● What to produce: Copy out each line exactly; pictures stay out of the copy.

— Start of Record excerpts —

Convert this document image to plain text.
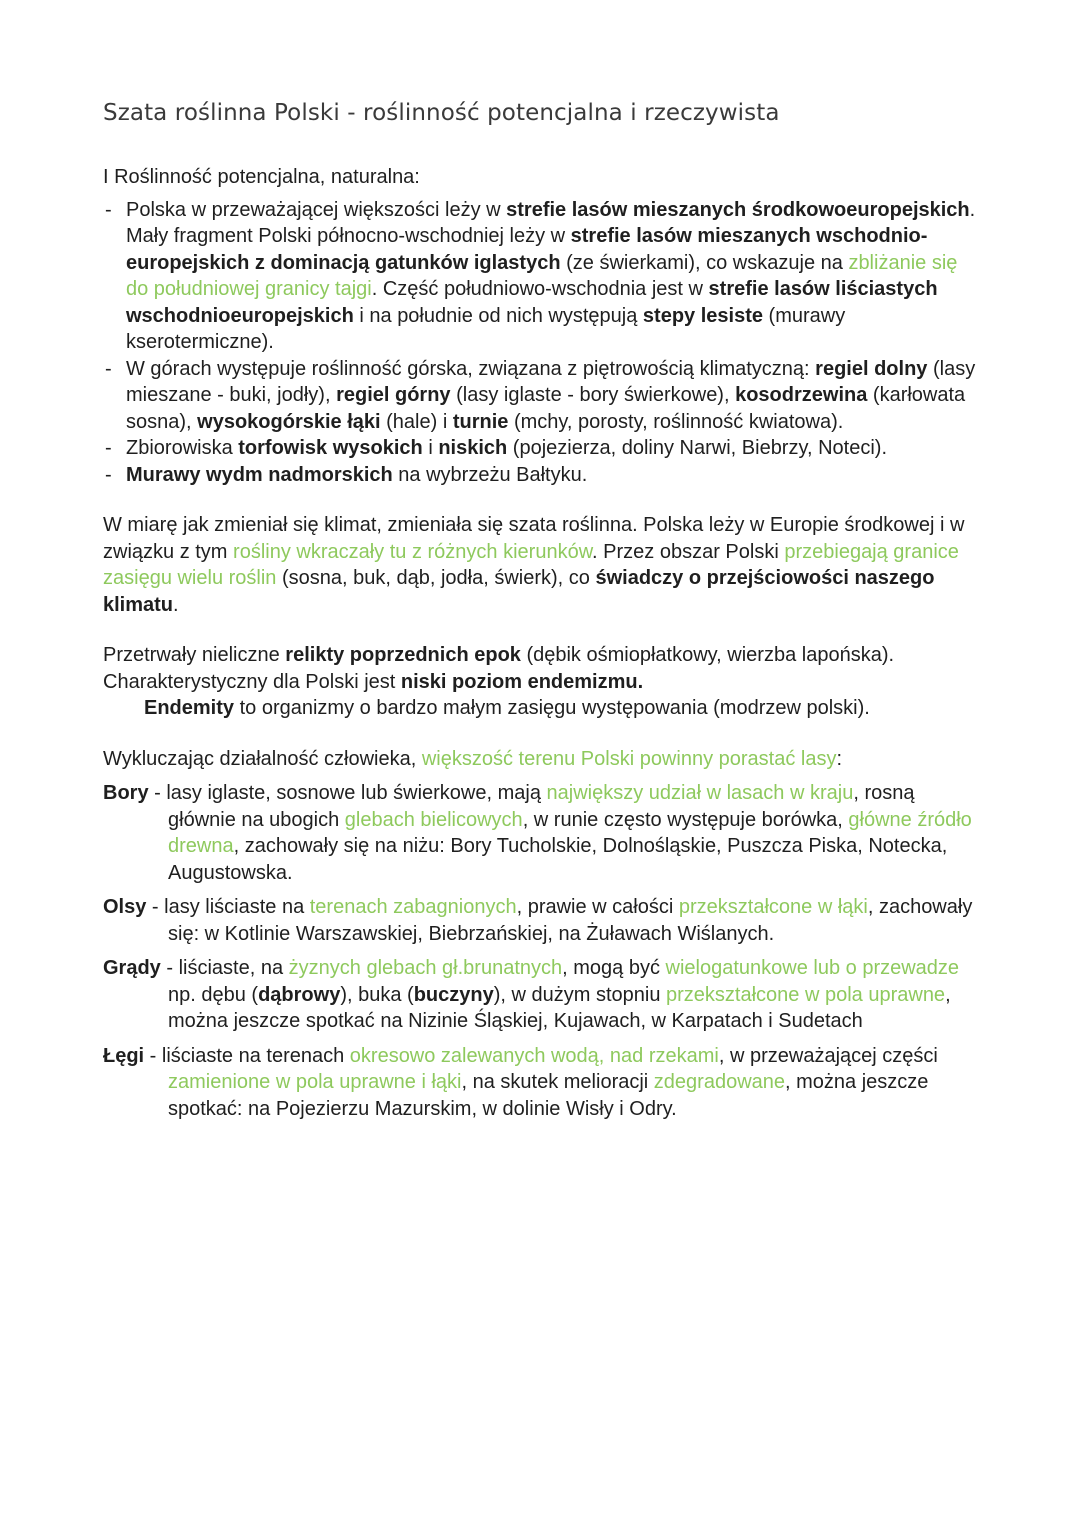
Szata roślinna Polski - roślinność potencjalna i rzeczywista

I Roślinność potencjalna, naturalna:

- Polska w przeważającej większości leży w strefie lasów mieszanych środkowoeuropejskich. Mały fragment Polski północno-wschodniej leży w strefie lasów mieszanych wschodnio-europejskich z dominacją gatunków iglastych (ze świerkami), co wskazuje na zbliżanie się do południowej granicy tajgi. Część południowo-wschodnia jest w strefie lasów liściastych wschodnioeuropejskich i na południe od nich występują stepy lesiste (murawy kserotermiczne).
- W górach występuje roślinność górska, związana z piętrowością klimatyczną: regiel dolny (lasy mieszane - buki, jodły), regiel górny (lasy iglaste - bory świerkowe), kosodrzewina (karłowata sosna), wysokogórskie łąki (hale) i turnie (mchy, porosty, roślinność kwiatowa).
- Zbiorowiska torfowisk wysokich i niskich (pojezierza, doliny Narwi, Biebrzy, Noteci).
- Murawy wydm nadmorskich na wybrzeżu Bałtyku.

W miarę jak zmieniał się klimat, zmieniała się szata roślinna. Polska leży w Europie środkowej i w związku z tym rośliny wkraczały tu z różnych kierunków. Przez obszar Polski przebiegają granice zasięgu wielu roślin (sosna, buk, dąb, jodła, świerk), co świadczy o przejściowości naszego klimatu.

Przetrwały nieliczne relikty poprzednich epok (dębik ośmiopłatkowy, wierzba lapońska). Charakterystyczny dla Polski jest niski poziom endemizmu.

Endemity to organizmy o bardzo małym zasięgu występowania (modrzew polski).

Wykluczając działalność człowieka, większość terenu Polski powinny porastać lasy:

Bory - lasy iglaste, sosnowe lub świerkowe, mają największy udział w lasach w kraju, rosną głównie na ubogich glebach bielicowych, w runie często występuje borówka, główne źródło drewna, zachowały się na niżu: Bory Tucholskie, Dolnośląskie, Puszcza Piska, Notecka, Augustowska.

Olsy - lasy liściaste na terenach zabagnionych, prawie w całości przekształcone w łąki, zachowały się: w Kotlinie Warszawskiej, Biebrzańskiej, na Żuławach Wiślanych.

Grądy - liściaste, na żyznych glebach gł.brunatnych, mogą być wielogatunkowe lub o przewadze np. dębu (dąbrowy), buka (buczyny), w dużym stopniu przekształcone w pola uprawne, można jeszcze spotkać na Nizinie Śląskiej, Kujawach, w Karpatach i Sudetach

Łęgi - liściaste na terenach okresowo zalewanych wodą, nad rzekami, w przeważającej części zamienione w pola uprawne i łąki, na skutek melioracji zdegradowane, można jeszcze spotkać: na Pojezierzu Mazurskim, w dolinie Wisły i Odry.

— End of Record excerpts —

● Result of this exercise:
Convert this document image to plain text.
Szata roślinna Polski - roślinność potencjalna i rzeczywista

I Roślinność potencjalna, naturalna:

- Polska w przeważającej większości leży w strefie lasów mieszanych środkowoeuropejskich. Mały fragment Polski północno-wschodniej leży w strefie lasów mieszanych wschodnio-europejskich z dominacją gatunków iglastych (ze świerkami), co wskazuje na zbliżanie się do południowej granicy tajgi. Część południowo-wschodnia jest w strefie lasów liściastych wschodnioeuropejskich i na południe od nich występują stepy lesiste (murawy kserotermiczne).
- W górach występuje roślinność górska, związana z piętrowością klimatyczną: regiel dolny (lasy mieszane - buki, jodły), regiel górny (lasy iglaste - bory świerkowe), kosodrzewina (karłowata sosna), wysokogórskie łąki (hale) i turnie (mchy, porosty, roślinność kwiatowa).
- Zbiorowiska torfowisk wysokich i niskich (pojezierza, doliny Narwi, Biebrzy, Noteci).
- Murawy wydm nadmorskich na wybrzeżu Bałtyku.

W miarę jak zmieniał się klimat, zmieniała się szata roślinna. Polska leży w Europie środkowej i w związku z tym rośliny wkraczały tu z różnych kierunków. Przez obszar Polski przebiegają granice zasięgu wielu roślin (sosna, buk, dąb, jodła, świerk), co świadczy o przejściowości naszego klimatu.

Przetrwały nieliczne relikty poprzednich epok (dębik ośmiopłatkowy, wierzba lapońska). Charakterystyczny dla Polski jest niski poziom endemizmu.

Endemity to organizmy o bardzo małym zasięgu występowania (modrzew polski).

Wykluczając działalność człowieka, większość terenu Polski powinny porastać lasy:

Bory - lasy iglaste, sosnowe lub świerkowe, mają największy udział w lasach w kraju, rosną głównie na ubogich glebach bielicowych, w runie często występuje borówka, główne źródło drewna, zachowały się na niżu: Bory Tucholskie, Dolnośląskie, Puszcza Piska, Notecka, Augustowska.

Olsy - lasy liściaste na terenach zabagnionych, prawie w całości przekształcone w łąki, zachowały się: w Kotlinie Warszawskiej, Biebrzańskiej, na Żuławach Wiślanych.

Grądy - liściaste, na żyznych glebach gł.brunatnych, mogą być wielogatunkowe lub o przewadze np. dębu (dąbrowy), buka (buczyny), w dużym stopniu przekształcone w pola uprawne, można jeszcze spotkać na Nizinie Śląskiej, Kujawach, w Karpatach i Sudetach

Łęgi - liściaste na terenach okresowo zalewanych wodą, nad rzekami, w przeważającej części zamienione w pola uprawne i łąki, na skutek melioracji zdegradowane, można jeszcze spotkać: na Pojezierzu Mazurskim, w dolinie Wisły i Odry.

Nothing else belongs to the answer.